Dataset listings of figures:
################

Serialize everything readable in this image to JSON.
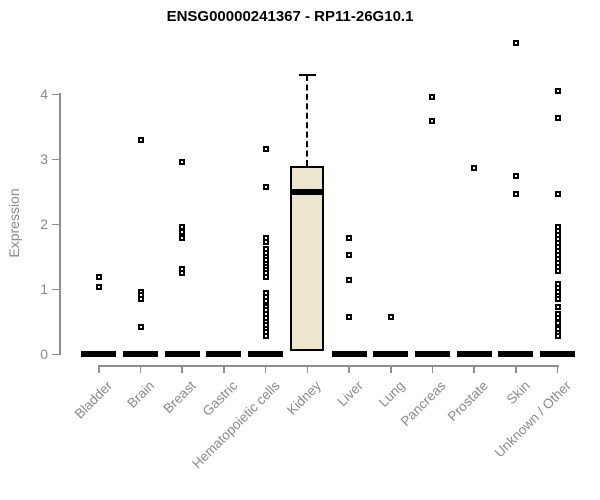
{
  "header": {
    "title": "ENSG00000241367 - RP11-26G10.1"
  },
  "chart_data": {
    "type": "boxplot",
    "title": "ENSG00000241367 - RP11-26G10.1",
    "xlabel": "",
    "ylabel": "Expression",
    "ylim": [
      0,
      4.8
    ],
    "yticks": [
      0,
      1,
      2,
      3,
      4
    ],
    "grid": false,
    "legend": "none",
    "categories": [
      "Bladder",
      "Brain",
      "Breast",
      "Gastric",
      "Hematopoietic cells",
      "Kidney",
      "Liver",
      "Lung",
      "Pancreas",
      "Prostate",
      "Skin",
      "Unknown / Other"
    ],
    "groups": [
      {
        "name": "Bladder",
        "zero_bar": true,
        "outliers": [
          1.18,
          1.03
        ]
      },
      {
        "name": "Brain",
        "zero_bar": true,
        "outliers": [
          3.29,
          0.96,
          0.91,
          0.85,
          0.42
        ]
      },
      {
        "name": "Breast",
        "zero_bar": true,
        "outliers": [
          2.96,
          1.95,
          1.88,
          1.78,
          1.31,
          1.24
        ]
      },
      {
        "name": "Gastric",
        "zero_bar": true,
        "outliers": []
      },
      {
        "name": "Hematopoietic cells",
        "zero_bar": true,
        "outliers": [
          3.15,
          2.57,
          1.78,
          1.73,
          1.61,
          1.55,
          1.5,
          1.45,
          1.39,
          1.34,
          1.29,
          1.24,
          1.19,
          0.94,
          0.88,
          0.82,
          0.73,
          0.68,
          0.61,
          0.55,
          0.5,
          0.45,
          0.39,
          0.34,
          0.28
        ]
      },
      {
        "name": "Kidney",
        "zero_bar": false,
        "box": {
          "q1": 0.05,
          "median": 2.5,
          "q3": 2.9,
          "whisker_high": 4.3
        },
        "outliers": []
      },
      {
        "name": "Liver",
        "zero_bar": true,
        "outliers": [
          1.78,
          1.52,
          1.14,
          0.57
        ]
      },
      {
        "name": "Lung",
        "zero_bar": true,
        "outliers": [
          0.57
        ]
      },
      {
        "name": "Pancreas",
        "zero_bar": true,
        "outliers": [
          3.95,
          3.58
        ]
      },
      {
        "name": "Prostate",
        "zero_bar": true,
        "outliers": [
          2.86
        ]
      },
      {
        "name": "Skin",
        "zero_bar": true,
        "outliers": [
          4.79,
          2.74,
          2.46
        ]
      },
      {
        "name": "Unknown / Other",
        "zero_bar": true,
        "outliers": [
          4.05,
          3.63,
          2.46,
          1.95,
          1.89,
          1.83,
          1.77,
          1.71,
          1.65,
          1.58,
          1.52,
          1.46,
          1.4,
          1.34,
          1.28,
          1.08,
          1.02,
          0.95,
          0.89,
          0.85,
          0.73,
          0.61,
          0.55,
          0.48,
          0.38,
          0.32,
          0.27
        ]
      }
    ],
    "colors": {
      "box_fill": "#ece6cf",
      "box_border": "#000000",
      "point": "#000000",
      "axis": "#8e8e8e",
      "tick_label": "#8a8a8a",
      "title": "#000000",
      "background": "#ffffff"
    }
  }
}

################

→ **ACTION ITEM**
No picture belongs in the answer; the rest of the records must be repeated exactly.

→ **RESPONSE FOR THIS EXERCISE**
Serialize everything readable in this image to JSON.
{
  "header": {
    "title": "ENSG00000241367 - RP11-26G10.1"
  },
  "chart_data": {
    "type": "boxplot",
    "title": "ENSG00000241367 - RP11-26G10.1",
    "xlabel": "",
    "ylabel": "Expression",
    "ylim": [
      0,
      4.8
    ],
    "yticks": [
      0,
      1,
      2,
      3,
      4
    ],
    "grid": false,
    "legend": "none",
    "categories": [
      "Bladder",
      "Brain",
      "Breast",
      "Gastric",
      "Hematopoietic cells",
      "Kidney",
      "Liver",
      "Lung",
      "Pancreas",
      "Prostate",
      "Skin",
      "Unknown / Other"
    ],
    "groups": [
      {
        "name": "Bladder",
        "zero_bar": true,
        "outliers": [
          1.18,
          1.03
        ]
      },
      {
        "name": "Brain",
        "zero_bar": true,
        "outliers": [
          3.29,
          0.96,
          0.91,
          0.85,
          0.42
        ]
      },
      {
        "name": "Breast",
        "zero_bar": true,
        "outliers": [
          2.96,
          1.95,
          1.88,
          1.78,
          1.31,
          1.24
        ]
      },
      {
        "name": "Gastric",
        "zero_bar": true,
        "outliers": []
      },
      {
        "name": "Hematopoietic cells",
        "zero_bar": true,
        "outliers": [
          3.15,
          2.57,
          1.78,
          1.73,
          1.61,
          1.55,
          1.5,
          1.45,
          1.39,
          1.34,
          1.29,
          1.24,
          1.19,
          0.94,
          0.88,
          0.82,
          0.73,
          0.68,
          0.61,
          0.55,
          0.5,
          0.45,
          0.39,
          0.34,
          0.28
        ]
      },
      {
        "name": "Kidney",
        "zero_bar": false,
        "box": {
          "q1": 0.05,
          "median": 2.5,
          "q3": 2.9,
          "whisker_high": 4.3
        },
        "outliers": []
      },
      {
        "name": "Liver",
        "zero_bar": true,
        "outliers": [
          1.78,
          1.52,
          1.14,
          0.57
        ]
      },
      {
        "name": "Lung",
        "zero_bar": true,
        "outliers": [
          0.57
        ]
      },
      {
        "name": "Pancreas",
        "zero_bar": true,
        "outliers": [
          3.95,
          3.58
        ]
      },
      {
        "name": "Prostate",
        "zero_bar": true,
        "outliers": [
          2.86
        ]
      },
      {
        "name": "Skin",
        "zero_bar": true,
        "outliers": [
          4.79,
          2.74,
          2.46
        ]
      },
      {
        "name": "Unknown / Other",
        "zero_bar": true,
        "outliers": [
          4.05,
          3.63,
          2.46,
          1.95,
          1.89,
          1.83,
          1.77,
          1.71,
          1.65,
          1.58,
          1.52,
          1.46,
          1.4,
          1.34,
          1.28,
          1.08,
          1.02,
          0.95,
          0.89,
          0.85,
          0.73,
          0.61,
          0.55,
          0.48,
          0.38,
          0.32,
          0.27
        ]
      }
    ],
    "colors": {
      "box_fill": "#ece6cf",
      "box_border": "#000000",
      "point": "#000000",
      "axis": "#8e8e8e",
      "tick_label": "#8a8a8a",
      "title": "#000000",
      "background": "#ffffff"
    }
  }
}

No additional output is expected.